→ WHAT YOU HAVE TO DO
Determine how many lines contain the string "Here". Reply with that figure and nothing else.

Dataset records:

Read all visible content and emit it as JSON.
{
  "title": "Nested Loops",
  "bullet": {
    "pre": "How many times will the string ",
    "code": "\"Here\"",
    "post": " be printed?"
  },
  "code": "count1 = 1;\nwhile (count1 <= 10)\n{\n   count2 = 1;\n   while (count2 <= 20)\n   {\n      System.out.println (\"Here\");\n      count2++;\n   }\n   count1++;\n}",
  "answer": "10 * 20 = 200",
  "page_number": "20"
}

→ THE ANSWER
2